### Directions for this task
Write out all the material exactly. Leave nothing out.

### Exercise input
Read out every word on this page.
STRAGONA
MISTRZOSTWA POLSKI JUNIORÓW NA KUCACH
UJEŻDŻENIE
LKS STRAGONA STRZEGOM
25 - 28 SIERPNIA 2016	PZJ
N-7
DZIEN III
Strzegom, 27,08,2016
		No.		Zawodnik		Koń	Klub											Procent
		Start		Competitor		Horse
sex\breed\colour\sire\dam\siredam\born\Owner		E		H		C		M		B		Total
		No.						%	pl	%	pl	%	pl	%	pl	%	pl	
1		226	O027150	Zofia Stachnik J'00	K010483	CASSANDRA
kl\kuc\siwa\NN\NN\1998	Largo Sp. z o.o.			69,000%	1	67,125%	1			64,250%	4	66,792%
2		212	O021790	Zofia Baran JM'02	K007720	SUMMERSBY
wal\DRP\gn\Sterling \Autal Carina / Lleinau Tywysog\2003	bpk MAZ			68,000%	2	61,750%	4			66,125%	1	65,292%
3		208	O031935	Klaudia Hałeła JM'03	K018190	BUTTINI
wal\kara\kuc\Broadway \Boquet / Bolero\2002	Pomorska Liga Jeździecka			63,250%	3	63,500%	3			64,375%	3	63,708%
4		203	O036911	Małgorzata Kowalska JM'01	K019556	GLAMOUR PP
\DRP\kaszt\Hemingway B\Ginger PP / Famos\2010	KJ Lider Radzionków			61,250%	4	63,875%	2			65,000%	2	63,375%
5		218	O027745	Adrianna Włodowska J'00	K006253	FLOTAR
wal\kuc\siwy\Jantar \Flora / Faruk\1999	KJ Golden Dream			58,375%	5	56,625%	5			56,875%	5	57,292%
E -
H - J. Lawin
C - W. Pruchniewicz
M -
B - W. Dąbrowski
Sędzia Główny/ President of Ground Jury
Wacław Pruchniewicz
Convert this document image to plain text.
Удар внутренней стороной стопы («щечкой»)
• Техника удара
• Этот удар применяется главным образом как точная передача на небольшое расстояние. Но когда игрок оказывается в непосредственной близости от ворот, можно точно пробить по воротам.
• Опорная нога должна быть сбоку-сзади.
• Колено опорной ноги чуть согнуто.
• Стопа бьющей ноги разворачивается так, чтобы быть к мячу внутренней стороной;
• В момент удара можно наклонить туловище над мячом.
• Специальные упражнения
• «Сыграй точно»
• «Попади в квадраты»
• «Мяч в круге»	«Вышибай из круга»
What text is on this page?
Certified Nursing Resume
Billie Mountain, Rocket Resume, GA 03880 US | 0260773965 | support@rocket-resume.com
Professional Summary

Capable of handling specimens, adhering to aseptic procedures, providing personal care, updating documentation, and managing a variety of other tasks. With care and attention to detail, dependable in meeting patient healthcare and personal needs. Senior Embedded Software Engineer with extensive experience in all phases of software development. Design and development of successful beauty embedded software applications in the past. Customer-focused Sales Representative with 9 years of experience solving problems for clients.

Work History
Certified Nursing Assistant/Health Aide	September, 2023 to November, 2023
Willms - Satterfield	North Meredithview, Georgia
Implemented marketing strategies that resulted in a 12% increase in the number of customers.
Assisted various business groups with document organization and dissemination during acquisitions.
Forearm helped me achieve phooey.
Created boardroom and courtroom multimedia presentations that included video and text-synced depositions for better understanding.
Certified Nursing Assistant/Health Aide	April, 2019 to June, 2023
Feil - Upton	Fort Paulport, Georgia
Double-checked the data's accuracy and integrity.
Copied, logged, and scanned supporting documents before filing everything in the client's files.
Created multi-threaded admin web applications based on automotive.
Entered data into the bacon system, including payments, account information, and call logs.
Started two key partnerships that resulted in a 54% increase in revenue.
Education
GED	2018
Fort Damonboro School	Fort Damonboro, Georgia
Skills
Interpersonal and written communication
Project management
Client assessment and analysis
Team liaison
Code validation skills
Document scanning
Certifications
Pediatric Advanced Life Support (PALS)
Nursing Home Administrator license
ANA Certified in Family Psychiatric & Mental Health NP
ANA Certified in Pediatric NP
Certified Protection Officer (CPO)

### The solution
Read out every word on this page.
STRAGONA
MISTRZOSTWA POLSKI JUNIORÓW NA KUCACH
UJEŻDŻENIE
LKS STRAGONA STRZEGOM
25 - 28 SIERPNIA 2016	PZJ
N-7
DZIEN III
Strzegom, 27,08,2016
		No.		Zawodnik		Koń	Klub											Procent
		Start		Competitor		Horse
sex\breed\colour\sire\dam\siredam\born\Owner		E		H		C		M		B		Total
		No.						%	pl	%	pl	%	pl	%	pl	%	pl	
1		226	O027150	Zofia Stachnik J'00	K010483	CASSANDRA
kl\kuc\siwa\NN\NN\1998	Largo Sp. z o.o.			69,000%	1	67,125%	1			64,250%	4	66,792%
2		212	O021790	Zofia Baran JM'02	K007720	SUMMERSBY
wal\DRP\gn\Sterling \Autal Carina / Lleinau Tywysog\2003	bpk MAZ			68,000%	2	61,750%	4			66,125%	1	65,292%
3		208	O031935	Klaudia Hałeła JM'03	K018190	BUTTINI
wal\kara\kuc\Broadway \Boquet / Bolero\2002	Pomorska Liga Jeździecka			63,250%	3	63,500%	3			64,375%	3	63,708%
4		203	O036911	Małgorzata Kowalska JM'01	K019556	GLAMOUR PP
\DRP\kaszt\Hemingway B\Ginger PP / Famos\2010	KJ Lider Radzionków			61,250%	4	63,875%	2			65,000%	2	63,375%
5		218	O027745	Adrianna Włodowska J'00	K006253	FLOTAR
wal\kuc\siwy\Jantar \Flora / Faruk\1999	KJ Golden Dream			58,375%	5	56,625%	5			56,875%	5	57,292%
E -
H - J. Lawin
C - W. Pruchniewicz
M -
B - W. Dąbrowski
Sędzia Główny/ President of Ground Jury
Wacław Pruchniewicz
Convert this document image to plain text.
Удар внутренней стороной стопы («щечкой»)
• Техника удара
• Этот удар применяется главным образом как точная передача на небольшое расстояние. Но когда игрок оказывается в непосредственной близости от ворот, можно точно пробить по воротам.
• Опорная нога должна быть сбоку-сзади.
• Колено опорной ноги чуть согнуто.
• Стопа бьющей ноги разворачивается так, чтобы быть к мячу внутренней стороной;
• В момент удара можно наклонить туловище над мячом.
• Специальные упражнения
• «Сыграй точно»
• «Попади в квадраты»
• «Мяч в круге»	«Вышибай из круга»
What text is on this page?
Certified Nursing Resume
Billie Mountain, Rocket Resume, GA 03880 US | 0260773965 | support@rocket-resume.com
Professional Summary

Capable of handling specimens, adhering to aseptic procedures, providing personal care, updating documentation, and managing a variety of other tasks. With care and attention to detail, dependable in meeting patient healthcare and personal needs. Senior Embedded Software Engineer with extensive experience in all phases of software development. Design and development of successful beauty embedded software applications in the past. Customer-focused Sales Representative with 9 years of experience solving problems for clients.

Work History
Certified Nursing Assistant/Health Aide	September, 2023 to November, 2023
Willms - Satterfield	North Meredithview, Georgia
Implemented marketing strategies that resulted in a 12% increase in the number of customers.
Assisted various business groups with document organization and dissemination during acquisitions.
Forearm helped me achieve phooey.
Created boardroom and courtroom multimedia presentations that included video and text-synced depositions for better understanding.
Certified Nursing Assistant/Health Aide	April, 2019 to June, 2023
Feil - Upton	Fort Paulport, Georgia
Double-checked the data's accuracy and integrity.
Copied, logged, and scanned supporting documents before filing everything in the client's files.
Created multi-threaded admin web applications based on automotive.
Entered data into the bacon system, including payments, account information, and call logs.
Started two key partnerships that resulted in a 54% increase in revenue.
Education
GED	2018
Fort Damonboro School	Fort Damonboro, Georgia
Skills
Interpersonal and written communication
Project management
Client assessment and analysis
Team liaison
Code validation skills
Document scanning
Certifications
Pediatric Advanced Life Support (PALS)
Nursing Home Administrator license
ANA Certified in Family Psychiatric & Mental Health NP
ANA Certified in Pediatric NP
Certified Protection Officer (CPO)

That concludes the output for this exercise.